## Start
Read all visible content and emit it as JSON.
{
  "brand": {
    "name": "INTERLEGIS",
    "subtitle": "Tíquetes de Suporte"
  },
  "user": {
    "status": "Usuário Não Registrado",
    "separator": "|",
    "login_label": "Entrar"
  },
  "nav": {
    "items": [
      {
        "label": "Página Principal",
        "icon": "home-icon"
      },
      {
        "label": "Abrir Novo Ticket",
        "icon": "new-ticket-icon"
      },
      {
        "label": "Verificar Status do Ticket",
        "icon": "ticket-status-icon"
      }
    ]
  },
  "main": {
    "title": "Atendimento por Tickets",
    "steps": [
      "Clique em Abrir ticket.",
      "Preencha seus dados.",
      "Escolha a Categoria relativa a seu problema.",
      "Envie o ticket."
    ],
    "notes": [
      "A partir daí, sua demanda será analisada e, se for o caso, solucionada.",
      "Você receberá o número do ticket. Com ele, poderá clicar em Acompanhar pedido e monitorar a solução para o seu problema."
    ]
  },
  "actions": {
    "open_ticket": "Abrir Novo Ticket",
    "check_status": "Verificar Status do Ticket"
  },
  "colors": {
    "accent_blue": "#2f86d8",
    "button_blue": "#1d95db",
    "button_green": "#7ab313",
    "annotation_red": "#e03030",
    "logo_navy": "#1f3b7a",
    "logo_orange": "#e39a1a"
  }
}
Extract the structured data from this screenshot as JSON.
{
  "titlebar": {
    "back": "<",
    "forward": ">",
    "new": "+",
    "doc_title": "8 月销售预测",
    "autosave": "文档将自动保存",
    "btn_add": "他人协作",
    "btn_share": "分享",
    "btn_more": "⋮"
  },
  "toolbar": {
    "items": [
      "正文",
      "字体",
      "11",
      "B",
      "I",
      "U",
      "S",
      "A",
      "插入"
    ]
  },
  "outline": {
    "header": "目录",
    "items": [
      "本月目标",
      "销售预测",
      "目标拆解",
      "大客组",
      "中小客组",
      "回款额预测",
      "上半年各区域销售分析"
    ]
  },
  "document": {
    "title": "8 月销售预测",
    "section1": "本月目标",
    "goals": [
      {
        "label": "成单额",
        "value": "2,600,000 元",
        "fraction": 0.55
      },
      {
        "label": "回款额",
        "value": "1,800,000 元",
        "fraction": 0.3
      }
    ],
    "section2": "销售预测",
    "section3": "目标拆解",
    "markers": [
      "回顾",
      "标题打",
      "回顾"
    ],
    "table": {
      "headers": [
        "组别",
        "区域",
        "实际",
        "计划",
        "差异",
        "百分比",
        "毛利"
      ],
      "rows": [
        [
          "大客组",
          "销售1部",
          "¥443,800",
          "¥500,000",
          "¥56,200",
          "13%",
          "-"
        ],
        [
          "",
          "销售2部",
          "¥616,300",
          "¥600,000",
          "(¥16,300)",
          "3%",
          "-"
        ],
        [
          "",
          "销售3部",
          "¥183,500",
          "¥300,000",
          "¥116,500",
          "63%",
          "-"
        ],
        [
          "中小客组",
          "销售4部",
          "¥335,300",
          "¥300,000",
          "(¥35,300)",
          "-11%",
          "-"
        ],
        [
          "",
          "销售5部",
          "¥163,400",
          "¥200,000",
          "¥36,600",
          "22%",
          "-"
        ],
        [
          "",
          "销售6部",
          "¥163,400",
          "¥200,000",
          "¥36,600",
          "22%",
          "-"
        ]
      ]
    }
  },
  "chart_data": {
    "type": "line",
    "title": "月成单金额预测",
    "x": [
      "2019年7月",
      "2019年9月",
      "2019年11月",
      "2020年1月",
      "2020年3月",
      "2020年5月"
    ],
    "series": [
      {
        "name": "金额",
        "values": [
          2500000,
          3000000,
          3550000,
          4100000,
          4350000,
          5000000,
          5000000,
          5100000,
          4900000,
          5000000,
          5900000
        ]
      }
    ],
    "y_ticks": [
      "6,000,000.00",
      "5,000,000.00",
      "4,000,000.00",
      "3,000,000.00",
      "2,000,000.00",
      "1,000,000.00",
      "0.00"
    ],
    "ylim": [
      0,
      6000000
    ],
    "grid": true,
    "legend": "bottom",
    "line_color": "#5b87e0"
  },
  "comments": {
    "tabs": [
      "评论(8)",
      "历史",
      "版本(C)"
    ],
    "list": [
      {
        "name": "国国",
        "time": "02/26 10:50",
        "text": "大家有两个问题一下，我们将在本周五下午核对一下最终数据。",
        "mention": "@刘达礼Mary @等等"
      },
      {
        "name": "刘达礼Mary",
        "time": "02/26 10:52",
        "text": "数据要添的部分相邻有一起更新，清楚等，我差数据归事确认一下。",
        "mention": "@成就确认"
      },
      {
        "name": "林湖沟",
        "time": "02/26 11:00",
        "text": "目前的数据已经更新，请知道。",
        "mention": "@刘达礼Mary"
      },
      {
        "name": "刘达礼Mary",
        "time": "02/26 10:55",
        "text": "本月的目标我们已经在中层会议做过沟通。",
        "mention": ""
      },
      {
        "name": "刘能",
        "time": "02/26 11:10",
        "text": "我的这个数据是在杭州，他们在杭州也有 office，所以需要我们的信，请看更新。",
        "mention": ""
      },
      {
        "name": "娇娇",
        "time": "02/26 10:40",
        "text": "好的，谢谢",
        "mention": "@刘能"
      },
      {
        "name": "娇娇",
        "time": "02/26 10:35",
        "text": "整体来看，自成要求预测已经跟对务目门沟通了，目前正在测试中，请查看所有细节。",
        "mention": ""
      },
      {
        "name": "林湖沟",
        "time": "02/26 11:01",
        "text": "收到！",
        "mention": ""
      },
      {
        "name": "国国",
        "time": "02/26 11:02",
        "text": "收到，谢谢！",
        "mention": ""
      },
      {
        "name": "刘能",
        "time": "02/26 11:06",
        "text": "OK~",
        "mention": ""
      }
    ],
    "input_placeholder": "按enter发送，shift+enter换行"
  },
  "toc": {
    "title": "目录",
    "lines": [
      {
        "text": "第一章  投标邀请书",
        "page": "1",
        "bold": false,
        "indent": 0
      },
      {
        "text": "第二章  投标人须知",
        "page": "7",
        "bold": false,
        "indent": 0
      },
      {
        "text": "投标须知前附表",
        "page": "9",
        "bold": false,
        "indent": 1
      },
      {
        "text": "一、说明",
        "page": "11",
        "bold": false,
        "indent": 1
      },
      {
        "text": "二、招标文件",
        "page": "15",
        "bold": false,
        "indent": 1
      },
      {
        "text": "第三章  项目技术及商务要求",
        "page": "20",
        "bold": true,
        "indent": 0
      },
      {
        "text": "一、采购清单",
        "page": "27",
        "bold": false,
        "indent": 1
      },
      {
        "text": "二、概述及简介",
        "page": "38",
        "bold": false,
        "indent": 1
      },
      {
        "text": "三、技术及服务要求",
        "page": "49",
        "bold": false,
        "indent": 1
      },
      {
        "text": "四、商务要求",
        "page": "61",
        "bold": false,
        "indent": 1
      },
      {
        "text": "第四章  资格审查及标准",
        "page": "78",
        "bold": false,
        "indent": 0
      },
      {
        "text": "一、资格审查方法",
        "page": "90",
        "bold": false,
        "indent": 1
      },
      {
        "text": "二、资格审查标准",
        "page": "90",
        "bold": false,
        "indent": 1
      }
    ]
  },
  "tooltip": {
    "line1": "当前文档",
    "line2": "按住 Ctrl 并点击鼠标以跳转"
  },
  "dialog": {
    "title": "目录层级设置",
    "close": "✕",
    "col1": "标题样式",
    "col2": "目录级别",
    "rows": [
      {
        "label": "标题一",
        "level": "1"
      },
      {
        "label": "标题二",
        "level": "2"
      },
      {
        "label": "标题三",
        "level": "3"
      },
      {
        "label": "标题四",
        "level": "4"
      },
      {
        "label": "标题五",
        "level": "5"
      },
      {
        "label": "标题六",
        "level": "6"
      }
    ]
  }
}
## End
* THE TASK *
Report every line in the data above in which the word "icon" appears.

* WRITTEN RESPONSE *
        "icon": "home-icon"
        "icon": "new-ticket-icon"
        "icon": "ticket-status-icon"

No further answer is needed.